### Problem details:
Transcribe the material exactly. Images do not belong in the copy.
■ ■ ■ ■ ■
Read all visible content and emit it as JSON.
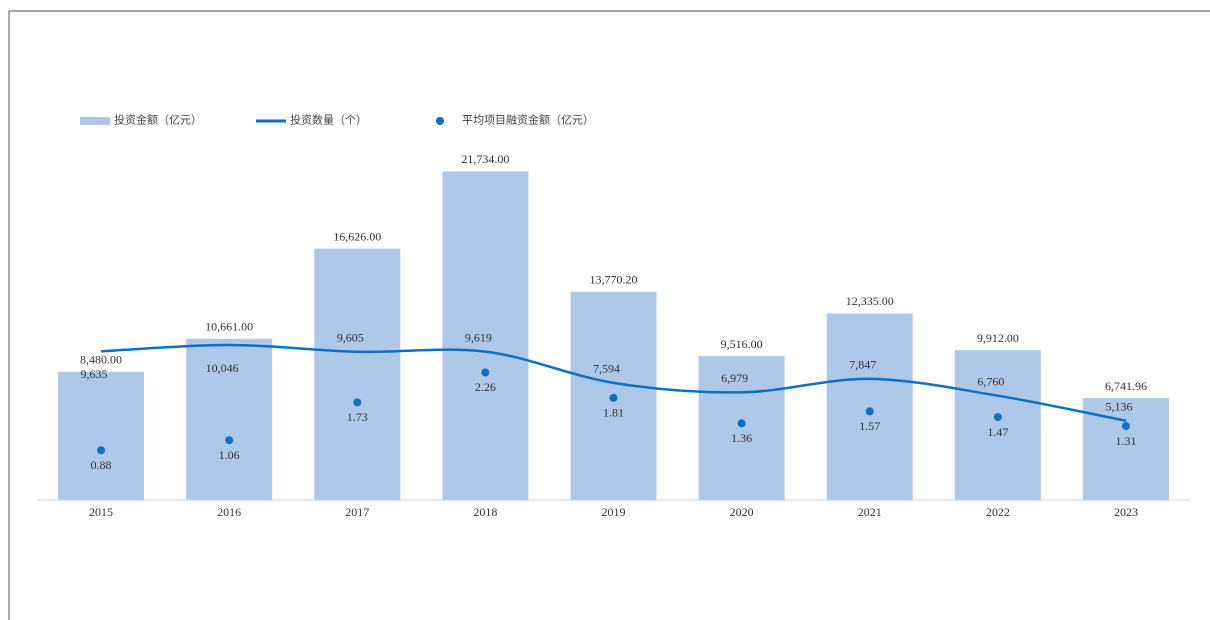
{
  "chart_data": {
    "type": "combo",
    "categories": [
      "2015",
      "2016",
      "2017",
      "2018",
      "2019",
      "2020",
      "2021",
      "2022",
      "2023"
    ],
    "series": [
      {
        "name": "投资金额（亿元）",
        "type": "bar",
        "color": "#aec8e9",
        "values": [
          8480.0,
          10661.0,
          16626.0,
          21734.0,
          13770.2,
          9516.0,
          12335.0,
          9912.0,
          6741.96
        ],
        "value_labels": [
          "8,480.00",
          "10,661.00",
          "16,626.00",
          "21,734.00",
          "13,770.20",
          "9,516.00",
          "12,335.00",
          "9,912.00",
          "6,741.96"
        ]
      },
      {
        "name": "投资数量（个）",
        "type": "line",
        "axis": "y2",
        "color": "#0b70c6",
        "values": [
          9635,
          10046,
          9605,
          9619,
          7594,
          6979,
          7847,
          6760,
          5136
        ],
        "value_labels": [
          "9,635",
          "10,046",
          "9,605",
          "9,619",
          "7,594",
          "6,979",
          "7,847",
          "6,760",
          "5,136"
        ]
      },
      {
        "name": "平均项目融资金额（亿元）",
        "type": "scatter",
        "axis": "y3",
        "color": "#0b70c6",
        "values": [
          0.88,
          1.06,
          1.73,
          2.26,
          1.81,
          1.36,
          1.57,
          1.47,
          1.31
        ]
      }
    ],
    "ylim": [
      0,
      25000
    ],
    "y2lim": [
      0,
      24500
    ],
    "y3lim": [
      0,
      6.7
    ],
    "legend": "top-left",
    "grid": false
  }
}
■ ■ ■ ■ ■
### Exercise output:
Read all visible content and emit it as JSON.
{
  "chart_data": {
    "type": "combo",
    "categories": [
      "2015",
      "2016",
      "2017",
      "2018",
      "2019",
      "2020",
      "2021",
      "2022",
      "2023"
    ],
    "series": [
      {
        "name": "投资金额（亿元）",
        "type": "bar",
        "color": "#aec8e9",
        "values": [
          8480.0,
          10661.0,
          16626.0,
          21734.0,
          13770.2,
          9516.0,
          12335.0,
          9912.0,
          6741.96
        ],
        "value_labels": [
          "8,480.00",
          "10,661.00",
          "16,626.00",
          "21,734.00",
          "13,770.20",
          "9,516.00",
          "12,335.00",
          "9,912.00",
          "6,741.96"
        ]
      },
      {
        "name": "投资数量（个）",
        "type": "line",
        "axis": "y2",
        "color": "#0b70c6",
        "values": [
          9635,
          10046,
          9605,
          9619,
          7594,
          6979,
          7847,
          6760,
          5136
        ],
        "value_labels": [
          "9,635",
          "10,046",
          "9,605",
          "9,619",
          "7,594",
          "6,979",
          "7,847",
          "6,760",
          "5,136"
        ]
      },
      {
        "name": "平均项目融资金额（亿元）",
        "type": "scatter",
        "axis": "y3",
        "color": "#0b70c6",
        "values": [
          0.88,
          1.06,
          1.73,
          2.26,
          1.81,
          1.36,
          1.57,
          1.47,
          1.31
        ]
      }
    ],
    "ylim": [
      0,
      25000
    ],
    "y2lim": [
      0,
      24500
    ],
    "y3lim": [
      0,
      6.7
    ],
    "legend": "top-left",
    "grid": false
  }
}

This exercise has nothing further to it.